**Goal of the exercise:**
Reproduce the material below line for line without changing anything, and omit the picture from your answer.
-*-*-
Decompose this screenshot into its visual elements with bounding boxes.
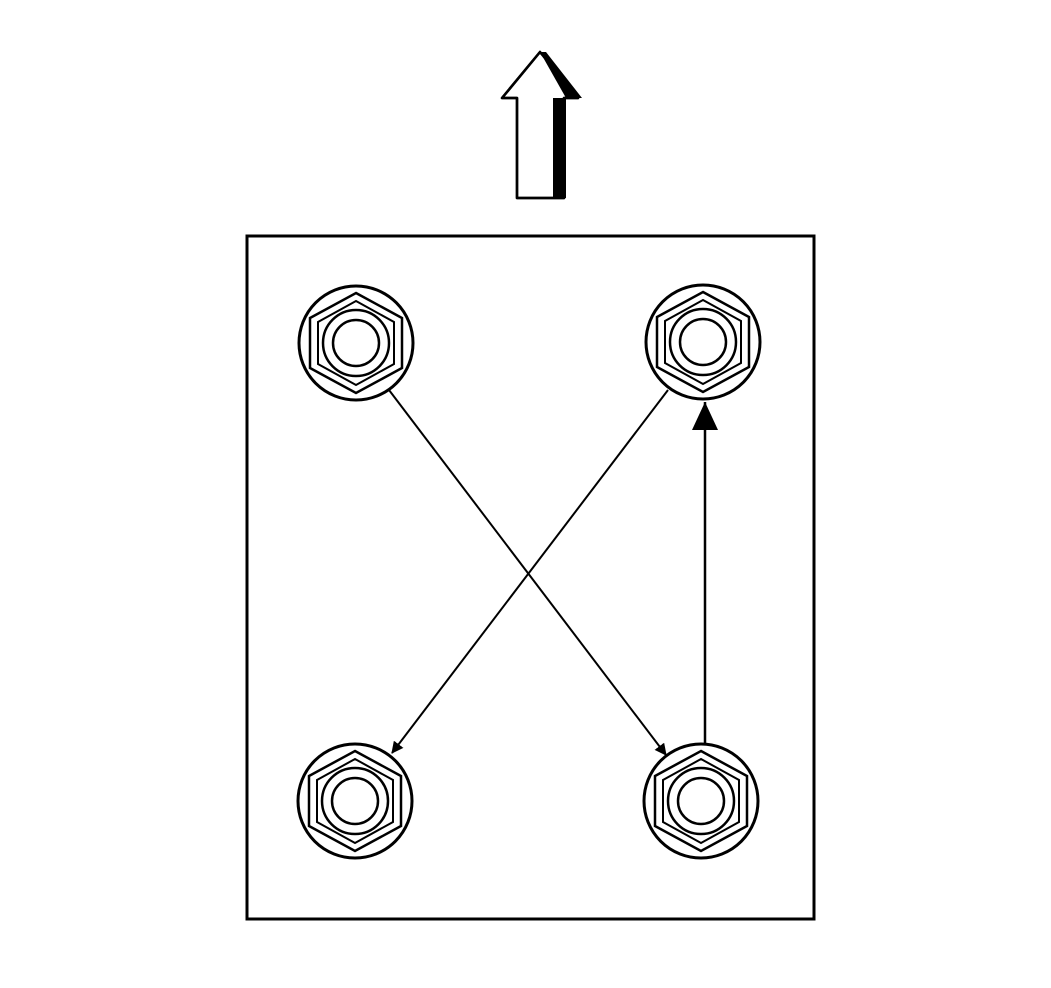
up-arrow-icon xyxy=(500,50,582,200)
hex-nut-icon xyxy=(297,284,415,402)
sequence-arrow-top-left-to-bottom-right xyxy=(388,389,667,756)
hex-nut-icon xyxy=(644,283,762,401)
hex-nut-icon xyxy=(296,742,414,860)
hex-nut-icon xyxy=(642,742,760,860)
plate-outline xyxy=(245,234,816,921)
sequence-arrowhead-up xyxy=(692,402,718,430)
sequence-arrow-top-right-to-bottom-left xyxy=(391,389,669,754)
-*-*-
**Correct answer:**
Decompose this screenshot into its visual elements with bounding boxes.
up-arrow-icon xyxy=(500,50,582,200)
hex-nut-icon xyxy=(297,284,415,402)
sequence-arrow-top-left-to-bottom-right xyxy=(388,389,667,756)
hex-nut-icon xyxy=(644,283,762,401)
hex-nut-icon xyxy=(296,742,414,860)
hex-nut-icon xyxy=(642,742,760,860)
plate-outline xyxy=(245,234,816,921)
sequence-arrowhead-up xyxy=(692,402,718,430)
sequence-arrow-top-right-to-bottom-left xyxy=(391,389,669,754)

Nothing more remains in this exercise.